→ **WRITTEN INSTRUCTION**
Retype each entry below, keeping every character the same.

#### GIVEN DATA ####

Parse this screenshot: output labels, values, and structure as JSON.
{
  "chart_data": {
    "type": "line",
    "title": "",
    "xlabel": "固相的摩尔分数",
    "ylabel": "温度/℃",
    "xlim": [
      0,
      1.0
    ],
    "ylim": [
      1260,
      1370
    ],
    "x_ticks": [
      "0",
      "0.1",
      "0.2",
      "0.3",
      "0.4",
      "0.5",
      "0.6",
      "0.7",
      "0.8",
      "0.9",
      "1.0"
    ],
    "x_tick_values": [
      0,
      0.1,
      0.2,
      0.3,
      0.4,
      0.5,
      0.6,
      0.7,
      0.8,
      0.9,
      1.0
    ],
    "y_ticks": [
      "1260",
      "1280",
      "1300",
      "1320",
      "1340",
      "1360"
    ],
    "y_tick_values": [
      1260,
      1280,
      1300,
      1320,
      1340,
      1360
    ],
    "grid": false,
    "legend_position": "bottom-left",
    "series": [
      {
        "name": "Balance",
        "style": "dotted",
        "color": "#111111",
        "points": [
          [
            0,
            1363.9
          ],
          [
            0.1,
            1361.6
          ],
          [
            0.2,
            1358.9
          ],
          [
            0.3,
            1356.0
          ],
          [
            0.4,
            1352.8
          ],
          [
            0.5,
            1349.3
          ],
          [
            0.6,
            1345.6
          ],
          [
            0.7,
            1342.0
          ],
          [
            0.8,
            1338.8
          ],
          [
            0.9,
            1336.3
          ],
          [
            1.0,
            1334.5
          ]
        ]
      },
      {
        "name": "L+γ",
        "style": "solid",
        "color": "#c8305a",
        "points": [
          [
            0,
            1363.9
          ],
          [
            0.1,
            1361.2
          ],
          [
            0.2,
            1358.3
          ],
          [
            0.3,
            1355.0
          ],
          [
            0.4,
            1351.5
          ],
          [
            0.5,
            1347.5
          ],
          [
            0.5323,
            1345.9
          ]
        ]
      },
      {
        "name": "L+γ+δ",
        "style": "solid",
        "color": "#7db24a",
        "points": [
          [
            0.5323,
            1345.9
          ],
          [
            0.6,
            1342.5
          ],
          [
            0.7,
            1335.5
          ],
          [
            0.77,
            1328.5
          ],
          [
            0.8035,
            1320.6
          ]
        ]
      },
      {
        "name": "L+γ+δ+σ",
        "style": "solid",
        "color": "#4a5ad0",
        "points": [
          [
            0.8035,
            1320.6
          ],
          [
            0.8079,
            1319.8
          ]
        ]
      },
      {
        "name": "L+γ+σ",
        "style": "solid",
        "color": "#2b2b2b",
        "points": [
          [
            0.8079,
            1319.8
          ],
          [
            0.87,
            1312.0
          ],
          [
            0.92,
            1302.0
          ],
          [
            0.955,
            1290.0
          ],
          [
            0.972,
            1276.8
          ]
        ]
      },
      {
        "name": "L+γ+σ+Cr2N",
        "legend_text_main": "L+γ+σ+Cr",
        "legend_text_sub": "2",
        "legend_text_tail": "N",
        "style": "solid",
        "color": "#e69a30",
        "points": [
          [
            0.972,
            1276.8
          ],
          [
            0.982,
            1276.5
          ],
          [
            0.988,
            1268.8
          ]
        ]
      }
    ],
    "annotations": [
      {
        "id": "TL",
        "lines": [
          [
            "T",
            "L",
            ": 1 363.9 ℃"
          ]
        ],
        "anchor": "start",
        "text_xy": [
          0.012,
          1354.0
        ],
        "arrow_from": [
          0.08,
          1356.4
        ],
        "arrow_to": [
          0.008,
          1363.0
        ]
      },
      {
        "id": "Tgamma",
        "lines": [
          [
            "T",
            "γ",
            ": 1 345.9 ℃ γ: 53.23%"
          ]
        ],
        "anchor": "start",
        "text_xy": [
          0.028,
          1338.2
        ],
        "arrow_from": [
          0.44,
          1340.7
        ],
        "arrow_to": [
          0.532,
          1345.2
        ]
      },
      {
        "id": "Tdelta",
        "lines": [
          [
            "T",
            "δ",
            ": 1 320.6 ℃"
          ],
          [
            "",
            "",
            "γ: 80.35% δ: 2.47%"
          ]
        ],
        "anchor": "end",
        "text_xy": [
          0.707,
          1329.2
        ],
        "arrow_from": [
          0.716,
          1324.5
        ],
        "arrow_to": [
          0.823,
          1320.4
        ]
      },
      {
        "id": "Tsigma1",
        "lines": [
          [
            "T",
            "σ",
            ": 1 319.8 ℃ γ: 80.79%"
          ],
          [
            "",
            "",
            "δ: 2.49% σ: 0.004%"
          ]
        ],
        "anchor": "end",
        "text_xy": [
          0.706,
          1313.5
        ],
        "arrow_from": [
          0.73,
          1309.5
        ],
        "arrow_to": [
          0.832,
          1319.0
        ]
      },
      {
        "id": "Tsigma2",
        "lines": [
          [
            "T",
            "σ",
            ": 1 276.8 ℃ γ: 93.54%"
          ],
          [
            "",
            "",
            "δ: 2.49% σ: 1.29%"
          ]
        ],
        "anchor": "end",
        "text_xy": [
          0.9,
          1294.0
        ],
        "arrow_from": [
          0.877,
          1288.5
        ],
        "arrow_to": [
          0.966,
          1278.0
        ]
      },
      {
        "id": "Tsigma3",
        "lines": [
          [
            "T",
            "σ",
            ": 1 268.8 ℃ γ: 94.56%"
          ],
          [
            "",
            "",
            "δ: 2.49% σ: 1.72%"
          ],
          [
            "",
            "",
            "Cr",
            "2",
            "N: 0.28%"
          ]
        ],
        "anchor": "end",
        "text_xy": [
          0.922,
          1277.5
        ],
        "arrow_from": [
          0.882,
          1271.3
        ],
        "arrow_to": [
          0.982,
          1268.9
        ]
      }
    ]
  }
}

####

→ **SOLUTION BELOW**
Parse this screenshot: output labels, values, and structure as JSON.
{
  "chart_data": {
    "type": "line",
    "title": "",
    "xlabel": "固相的摩尔分数",
    "ylabel": "温度/℃",
    "xlim": [
      0,
      1.0
    ],
    "ylim": [
      1260,
      1370
    ],
    "x_ticks": [
      "0",
      "0.1",
      "0.2",
      "0.3",
      "0.4",
      "0.5",
      "0.6",
      "0.7",
      "0.8",
      "0.9",
      "1.0"
    ],
    "x_tick_values": [
      0,
      0.1,
      0.2,
      0.3,
      0.4,
      0.5,
      0.6,
      0.7,
      0.8,
      0.9,
      1.0
    ],
    "y_ticks": [
      "1260",
      "1280",
      "1300",
      "1320",
      "1340",
      "1360"
    ],
    "y_tick_values": [
      1260,
      1280,
      1300,
      1320,
      1340,
      1360
    ],
    "grid": false,
    "legend_position": "bottom-left",
    "series": [
      {
        "name": "Balance",
        "style": "dotted",
        "color": "#111111",
        "points": [
          [
            0,
            1363.9
          ],
          [
            0.1,
            1361.6
          ],
          [
            0.2,
            1358.9
          ],
          [
            0.3,
            1356.0
          ],
          [
            0.4,
            1352.8
          ],
          [
            0.5,
            1349.3
          ],
          [
            0.6,
            1345.6
          ],
          [
            0.7,
            1342.0
          ],
          [
            0.8,
            1338.8
          ],
          [
            0.9,
            1336.3
          ],
          [
            1.0,
            1334.5
          ]
        ]
      },
      {
        "name": "L+γ",
        "style": "solid",
        "color": "#c8305a",
        "points": [
          [
            0,
            1363.9
          ],
          [
            0.1,
            1361.2
          ],
          [
            0.2,
            1358.3
          ],
          [
            0.3,
            1355.0
          ],
          [
            0.4,
            1351.5
          ],
          [
            0.5,
            1347.5
          ],
          [
            0.5323,
            1345.9
          ]
        ]
      },
      {
        "name": "L+γ+δ",
        "style": "solid",
        "color": "#7db24a",
        "points": [
          [
            0.5323,
            1345.9
          ],
          [
            0.6,
            1342.5
          ],
          [
            0.7,
            1335.5
          ],
          [
            0.77,
            1328.5
          ],
          [
            0.8035,
            1320.6
          ]
        ]
      },
      {
        "name": "L+γ+δ+σ",
        "style": "solid",
        "color": "#4a5ad0",
        "points": [
          [
            0.8035,
            1320.6
          ],
          [
            0.8079,
            1319.8
          ]
        ]
      },
      {
        "name": "L+γ+σ",
        "style": "solid",
        "color": "#2b2b2b",
        "points": [
          [
            0.8079,
            1319.8
          ],
          [
            0.87,
            1312.0
          ],
          [
            0.92,
            1302.0
          ],
          [
            0.955,
            1290.0
          ],
          [
            0.972,
            1276.8
          ]
        ]
      },
      {
        "name": "L+γ+σ+Cr2N",
        "legend_text_main": "L+γ+σ+Cr",
        "legend_text_sub": "2",
        "legend_text_tail": "N",
        "style": "solid",
        "color": "#e69a30",
        "points": [
          [
            0.972,
            1276.8
          ],
          [
            0.982,
            1276.5
          ],
          [
            0.988,
            1268.8
          ]
        ]
      }
    ],
    "annotations": [
      {
        "id": "TL",
        "lines": [
          [
            "T",
            "L",
            ": 1 363.9 ℃"
          ]
        ],
        "anchor": "start",
        "text_xy": [
          0.012,
          1354.0
        ],
        "arrow_from": [
          0.08,
          1356.4
        ],
        "arrow_to": [
          0.008,
          1363.0
        ]
      },
      {
        "id": "Tgamma",
        "lines": [
          [
            "T",
            "γ",
            ": 1 345.9 ℃ γ: 53.23%"
          ]
        ],
        "anchor": "start",
        "text_xy": [
          0.028,
          1338.2
        ],
        "arrow_from": [
          0.44,
          1340.7
        ],
        "arrow_to": [
          0.532,
          1345.2
        ]
      },
      {
        "id": "Tdelta",
        "lines": [
          [
            "T",
            "δ",
            ": 1 320.6 ℃"
          ],
          [
            "",
            "",
            "γ: 80.35% δ: 2.47%"
          ]
        ],
        "anchor": "end",
        "text_xy": [
          0.707,
          1329.2
        ],
        "arrow_from": [
          0.716,
          1324.5
        ],
        "arrow_to": [
          0.823,
          1320.4
        ]
      },
      {
        "id": "Tsigma1",
        "lines": [
          [
            "T",
            "σ",
            ": 1 319.8 ℃ γ: 80.79%"
          ],
          [
            "",
            "",
            "δ: 2.49% σ: 0.004%"
          ]
        ],
        "anchor": "end",
        "text_xy": [
          0.706,
          1313.5
        ],
        "arrow_from": [
          0.73,
          1309.5
        ],
        "arrow_to": [
          0.832,
          1319.0
        ]
      },
      {
        "id": "Tsigma2",
        "lines": [
          [
            "T",
            "σ",
            ": 1 276.8 ℃ γ: 93.54%"
          ],
          [
            "",
            "",
            "δ: 2.49% σ: 1.29%"
          ]
        ],
        "anchor": "end",
        "text_xy": [
          0.9,
          1294.0
        ],
        "arrow_from": [
          0.877,
          1288.5
        ],
        "arrow_to": [
          0.966,
          1278.0
        ]
      },
      {
        "id": "Tsigma3",
        "lines": [
          [
            "T",
            "σ",
            ": 1 268.8 ℃ γ: 94.56%"
          ],
          [
            "",
            "",
            "δ: 2.49% σ: 1.72%"
          ],
          [
            "",
            "",
            "Cr",
            "2",
            "N: 0.28%"
          ]
        ],
        "anchor": "end",
        "text_xy": [
          0.922,
          1277.5
        ],
        "arrow_from": [
          0.882,
          1271.3
        ],
        "arrow_to": [
          0.982,
          1268.9
        ]
      }
    ]
  }
}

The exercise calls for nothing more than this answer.